##### Task input #####

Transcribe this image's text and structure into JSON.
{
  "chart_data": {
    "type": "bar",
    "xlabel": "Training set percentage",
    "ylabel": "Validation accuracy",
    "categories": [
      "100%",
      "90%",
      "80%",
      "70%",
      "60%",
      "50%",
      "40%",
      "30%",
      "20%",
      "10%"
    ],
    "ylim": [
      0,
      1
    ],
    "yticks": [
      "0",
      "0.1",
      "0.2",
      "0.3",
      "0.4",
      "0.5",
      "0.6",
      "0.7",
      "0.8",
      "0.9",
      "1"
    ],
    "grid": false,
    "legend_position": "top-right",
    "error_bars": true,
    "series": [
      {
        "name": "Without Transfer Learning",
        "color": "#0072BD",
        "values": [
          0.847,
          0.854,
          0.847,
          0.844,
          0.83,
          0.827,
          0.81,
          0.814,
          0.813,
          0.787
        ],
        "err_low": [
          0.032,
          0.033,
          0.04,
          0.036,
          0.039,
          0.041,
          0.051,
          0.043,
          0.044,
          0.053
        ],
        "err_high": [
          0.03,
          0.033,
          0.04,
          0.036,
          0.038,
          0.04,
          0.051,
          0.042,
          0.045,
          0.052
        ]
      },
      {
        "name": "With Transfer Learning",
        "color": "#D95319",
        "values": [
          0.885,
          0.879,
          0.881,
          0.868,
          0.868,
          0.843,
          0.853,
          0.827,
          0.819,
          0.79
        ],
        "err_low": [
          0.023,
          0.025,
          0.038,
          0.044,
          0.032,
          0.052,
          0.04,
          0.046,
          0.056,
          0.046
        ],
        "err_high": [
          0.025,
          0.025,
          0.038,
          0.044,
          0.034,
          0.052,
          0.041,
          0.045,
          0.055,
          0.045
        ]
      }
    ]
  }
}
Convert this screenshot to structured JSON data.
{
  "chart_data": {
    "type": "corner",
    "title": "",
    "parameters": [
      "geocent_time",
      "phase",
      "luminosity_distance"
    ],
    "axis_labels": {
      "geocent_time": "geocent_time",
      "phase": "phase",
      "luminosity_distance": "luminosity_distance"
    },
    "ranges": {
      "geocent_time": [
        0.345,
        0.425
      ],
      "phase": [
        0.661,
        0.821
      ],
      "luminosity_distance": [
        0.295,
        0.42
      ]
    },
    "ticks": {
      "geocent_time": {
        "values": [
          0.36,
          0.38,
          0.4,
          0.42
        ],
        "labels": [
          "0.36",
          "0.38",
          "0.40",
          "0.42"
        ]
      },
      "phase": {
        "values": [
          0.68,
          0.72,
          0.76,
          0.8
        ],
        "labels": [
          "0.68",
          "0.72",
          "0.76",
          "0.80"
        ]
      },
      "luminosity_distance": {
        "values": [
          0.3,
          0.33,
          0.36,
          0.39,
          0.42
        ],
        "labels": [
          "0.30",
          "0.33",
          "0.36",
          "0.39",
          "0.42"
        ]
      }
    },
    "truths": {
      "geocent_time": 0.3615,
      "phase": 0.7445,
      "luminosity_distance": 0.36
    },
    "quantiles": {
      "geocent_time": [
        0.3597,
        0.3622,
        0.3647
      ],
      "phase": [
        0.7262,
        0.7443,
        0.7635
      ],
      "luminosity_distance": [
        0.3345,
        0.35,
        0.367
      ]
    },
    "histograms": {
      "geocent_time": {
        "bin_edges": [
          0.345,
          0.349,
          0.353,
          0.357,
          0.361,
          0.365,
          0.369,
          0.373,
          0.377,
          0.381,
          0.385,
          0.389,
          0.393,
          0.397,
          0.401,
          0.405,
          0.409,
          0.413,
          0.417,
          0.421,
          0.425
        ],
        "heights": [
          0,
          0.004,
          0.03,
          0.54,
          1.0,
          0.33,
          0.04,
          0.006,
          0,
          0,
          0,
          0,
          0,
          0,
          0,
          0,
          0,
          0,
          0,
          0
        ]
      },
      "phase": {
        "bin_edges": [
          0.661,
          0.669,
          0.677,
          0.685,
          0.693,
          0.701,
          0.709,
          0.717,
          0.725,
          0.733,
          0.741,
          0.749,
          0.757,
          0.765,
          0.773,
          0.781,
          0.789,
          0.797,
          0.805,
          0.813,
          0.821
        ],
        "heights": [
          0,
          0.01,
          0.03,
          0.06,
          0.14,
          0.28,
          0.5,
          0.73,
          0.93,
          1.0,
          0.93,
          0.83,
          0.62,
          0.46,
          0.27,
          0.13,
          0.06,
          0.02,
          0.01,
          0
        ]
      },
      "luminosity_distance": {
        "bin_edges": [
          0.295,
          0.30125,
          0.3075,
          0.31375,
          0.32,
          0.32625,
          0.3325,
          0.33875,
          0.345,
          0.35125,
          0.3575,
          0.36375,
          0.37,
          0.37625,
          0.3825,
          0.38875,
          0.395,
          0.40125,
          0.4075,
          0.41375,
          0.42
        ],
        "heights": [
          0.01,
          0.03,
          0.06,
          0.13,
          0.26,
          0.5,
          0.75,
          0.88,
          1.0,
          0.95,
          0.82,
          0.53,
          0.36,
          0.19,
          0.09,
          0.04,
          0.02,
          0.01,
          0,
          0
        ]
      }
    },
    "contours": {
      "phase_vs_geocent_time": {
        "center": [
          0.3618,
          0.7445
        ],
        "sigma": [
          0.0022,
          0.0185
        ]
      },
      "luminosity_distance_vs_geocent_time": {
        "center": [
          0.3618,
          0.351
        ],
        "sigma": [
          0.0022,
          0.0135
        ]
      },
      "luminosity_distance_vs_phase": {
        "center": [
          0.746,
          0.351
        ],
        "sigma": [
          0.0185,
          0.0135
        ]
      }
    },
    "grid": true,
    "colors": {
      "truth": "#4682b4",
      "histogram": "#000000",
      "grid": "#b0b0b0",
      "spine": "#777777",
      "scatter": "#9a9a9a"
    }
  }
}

#####

■ What to produce ■
Send back every record, precisely as written.

■ Complete output ■
Transcribe this image's text and structure into JSON.
{
  "chart_data": {
    "type": "bar",
    "xlabel": "Training set percentage",
    "ylabel": "Validation accuracy",
    "categories": [
      "100%",
      "90%",
      "80%",
      "70%",
      "60%",
      "50%",
      "40%",
      "30%",
      "20%",
      "10%"
    ],
    "ylim": [
      0,
      1
    ],
    "yticks": [
      "0",
      "0.1",
      "0.2",
      "0.3",
      "0.4",
      "0.5",
      "0.6",
      "0.7",
      "0.8",
      "0.9",
      "1"
    ],
    "grid": false,
    "legend_position": "top-right",
    "error_bars": true,
    "series": [
      {
        "name": "Without Transfer Learning",
        "color": "#0072BD",
        "values": [
          0.847,
          0.854,
          0.847,
          0.844,
          0.83,
          0.827,
          0.81,
          0.814,
          0.813,
          0.787
        ],
        "err_low": [
          0.032,
          0.033,
          0.04,
          0.036,
          0.039,
          0.041,
          0.051,
          0.043,
          0.044,
          0.053
        ],
        "err_high": [
          0.03,
          0.033,
          0.04,
          0.036,
          0.038,
          0.04,
          0.051,
          0.042,
          0.045,
          0.052
        ]
      },
      {
        "name": "With Transfer Learning",
        "color": "#D95319",
        "values": [
          0.885,
          0.879,
          0.881,
          0.868,
          0.868,
          0.843,
          0.853,
          0.827,
          0.819,
          0.79
        ],
        "err_low": [
          0.023,
          0.025,
          0.038,
          0.044,
          0.032,
          0.052,
          0.04,
          0.046,
          0.056,
          0.046
        ],
        "err_high": [
          0.025,
          0.025,
          0.038,
          0.044,
          0.034,
          0.052,
          0.041,
          0.045,
          0.055,
          0.045
        ]
      }
    ]
  }
}
Convert this screenshot to structured JSON data.
{
  "chart_data": {
    "type": "corner",
    "title": "",
    "parameters": [
      "geocent_time",
      "phase",
      "luminosity_distance"
    ],
    "axis_labels": {
      "geocent_time": "geocent_time",
      "phase": "phase",
      "luminosity_distance": "luminosity_distance"
    },
    "ranges": {
      "geocent_time": [
        0.345,
        0.425
      ],
      "phase": [
        0.661,
        0.821
      ],
      "luminosity_distance": [
        0.295,
        0.42
      ]
    },
    "ticks": {
      "geocent_time": {
        "values": [
          0.36,
          0.38,
          0.4,
          0.42
        ],
        "labels": [
          "0.36",
          "0.38",
          "0.40",
          "0.42"
        ]
      },
      "phase": {
        "values": [
          0.68,
          0.72,
          0.76,
          0.8
        ],
        "labels": [
          "0.68",
          "0.72",
          "0.76",
          "0.80"
        ]
      },
      "luminosity_distance": {
        "values": [
          0.3,
          0.33,
          0.36,
          0.39,
          0.42
        ],
        "labels": [
          "0.30",
          "0.33",
          "0.36",
          "0.39",
          "0.42"
        ]
      }
    },
    "truths": {
      "geocent_time": 0.3615,
      "phase": 0.7445,
      "luminosity_distance": 0.36
    },
    "quantiles": {
      "geocent_time": [
        0.3597,
        0.3622,
        0.3647
      ],
      "phase": [
        0.7262,
        0.7443,
        0.7635
      ],
      "luminosity_distance": [
        0.3345,
        0.35,
        0.367
      ]
    },
    "histograms": {
      "geocent_time": {
        "bin_edges": [
          0.345,
          0.349,
          0.353,
          0.357,
          0.361,
          0.365,
          0.369,
          0.373,
          0.377,
          0.381,
          0.385,
          0.389,
          0.393,
          0.397,
          0.401,
          0.405,
          0.409,
          0.413,
          0.417,
          0.421,
          0.425
        ],
        "heights": [
          0,
          0.004,
          0.03,
          0.54,
          1.0,
          0.33,
          0.04,
          0.006,
          0,
          0,
          0,
          0,
          0,
          0,
          0,
          0,
          0,
          0,
          0,
          0
        ]
      },
      "phase": {
        "bin_edges": [
          0.661,
          0.669,
          0.677,
          0.685,
          0.693,
          0.701,
          0.709,
          0.717,
          0.725,
          0.733,
          0.741,
          0.749,
          0.757,
          0.765,
          0.773,
          0.781,
          0.789,
          0.797,
          0.805,
          0.813,
          0.821
        ],
        "heights": [
          0,
          0.01,
          0.03,
          0.06,
          0.14,
          0.28,
          0.5,
          0.73,
          0.93,
          1.0,
          0.93,
          0.83,
          0.62,
          0.46,
          0.27,
          0.13,
          0.06,
          0.02,
          0.01,
          0
        ]
      },
      "luminosity_distance": {
        "bin_edges": [
          0.295,
          0.30125,
          0.3075,
          0.31375,
          0.32,
          0.32625,
          0.3325,
          0.33875,
          0.345,
          0.35125,
          0.3575,
          0.36375,
          0.37,
          0.37625,
          0.3825,
          0.38875,
          0.395,
          0.40125,
          0.4075,
          0.41375,
          0.42
        ],
        "heights": [
          0.01,
          0.03,
          0.06,
          0.13,
          0.26,
          0.5,
          0.75,
          0.88,
          1.0,
          0.95,
          0.82,
          0.53,
          0.36,
          0.19,
          0.09,
          0.04,
          0.02,
          0.01,
          0,
          0
        ]
      }
    },
    "contours": {
      "phase_vs_geocent_time": {
        "center": [
          0.3618,
          0.7445
        ],
        "sigma": [
          0.0022,
          0.0185
        ]
      },
      "luminosity_distance_vs_geocent_time": {
        "center": [
          0.3618,
          0.351
        ],
        "sigma": [
          0.0022,
          0.0135
        ]
      },
      "luminosity_distance_vs_phase": {
        "center": [
          0.746,
          0.351
        ],
        "sigma": [
          0.0185,
          0.0135
        ]
      }
    },
    "grid": true,
    "colors": {
      "truth": "#4682b4",
      "histogram": "#000000",
      "grid": "#b0b0b0",
      "spine": "#777777",
      "scatter": "#9a9a9a"
    }
  }
}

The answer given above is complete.